▶ **The task**:
Search the listing below for "insight". Copy each matching line.

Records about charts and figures

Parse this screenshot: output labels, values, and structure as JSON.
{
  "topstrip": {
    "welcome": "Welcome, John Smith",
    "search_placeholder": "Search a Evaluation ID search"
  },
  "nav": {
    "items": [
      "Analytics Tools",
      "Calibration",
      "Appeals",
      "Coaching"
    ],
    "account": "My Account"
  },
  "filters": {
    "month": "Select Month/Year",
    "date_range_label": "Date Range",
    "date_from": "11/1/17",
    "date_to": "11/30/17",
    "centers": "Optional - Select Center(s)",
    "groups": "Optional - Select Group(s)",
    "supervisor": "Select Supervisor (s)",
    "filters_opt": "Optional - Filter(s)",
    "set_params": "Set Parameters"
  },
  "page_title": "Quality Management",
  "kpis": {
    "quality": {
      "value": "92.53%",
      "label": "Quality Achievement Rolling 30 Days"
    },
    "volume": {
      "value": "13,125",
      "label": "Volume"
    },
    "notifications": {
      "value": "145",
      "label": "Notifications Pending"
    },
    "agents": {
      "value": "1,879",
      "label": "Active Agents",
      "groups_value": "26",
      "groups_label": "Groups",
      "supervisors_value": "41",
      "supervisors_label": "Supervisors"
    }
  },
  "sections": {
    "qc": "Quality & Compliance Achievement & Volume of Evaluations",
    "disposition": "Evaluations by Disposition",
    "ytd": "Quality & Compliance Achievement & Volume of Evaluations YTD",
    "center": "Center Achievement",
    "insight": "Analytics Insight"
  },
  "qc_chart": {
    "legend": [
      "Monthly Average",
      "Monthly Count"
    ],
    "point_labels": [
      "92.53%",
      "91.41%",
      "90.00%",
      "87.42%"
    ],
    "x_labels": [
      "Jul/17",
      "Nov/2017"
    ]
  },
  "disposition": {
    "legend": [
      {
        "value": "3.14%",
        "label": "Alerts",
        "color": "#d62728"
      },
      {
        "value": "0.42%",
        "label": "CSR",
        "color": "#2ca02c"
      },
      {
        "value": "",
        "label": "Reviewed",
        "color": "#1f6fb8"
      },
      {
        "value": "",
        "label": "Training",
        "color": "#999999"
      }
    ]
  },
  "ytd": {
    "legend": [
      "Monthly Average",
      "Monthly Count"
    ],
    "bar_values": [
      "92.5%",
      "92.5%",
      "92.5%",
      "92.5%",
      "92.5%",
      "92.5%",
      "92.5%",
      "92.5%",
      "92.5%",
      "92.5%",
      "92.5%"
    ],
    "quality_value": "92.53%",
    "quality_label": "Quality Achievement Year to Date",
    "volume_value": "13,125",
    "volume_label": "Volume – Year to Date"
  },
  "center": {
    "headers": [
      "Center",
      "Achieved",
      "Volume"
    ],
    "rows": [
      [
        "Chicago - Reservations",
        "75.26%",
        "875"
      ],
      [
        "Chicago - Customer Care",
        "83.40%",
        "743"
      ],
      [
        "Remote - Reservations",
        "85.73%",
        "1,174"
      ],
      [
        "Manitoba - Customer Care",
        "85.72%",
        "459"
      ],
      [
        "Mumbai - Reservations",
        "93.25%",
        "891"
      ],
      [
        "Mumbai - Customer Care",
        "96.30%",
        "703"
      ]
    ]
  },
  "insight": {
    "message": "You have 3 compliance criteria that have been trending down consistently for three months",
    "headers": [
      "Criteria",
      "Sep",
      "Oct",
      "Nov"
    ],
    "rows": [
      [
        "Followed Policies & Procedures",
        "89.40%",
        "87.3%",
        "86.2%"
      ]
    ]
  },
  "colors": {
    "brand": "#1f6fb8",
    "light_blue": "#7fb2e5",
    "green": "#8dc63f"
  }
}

▶ **Solution for this exercise**:
    "insight": "Analytics Insight"
  "insight": {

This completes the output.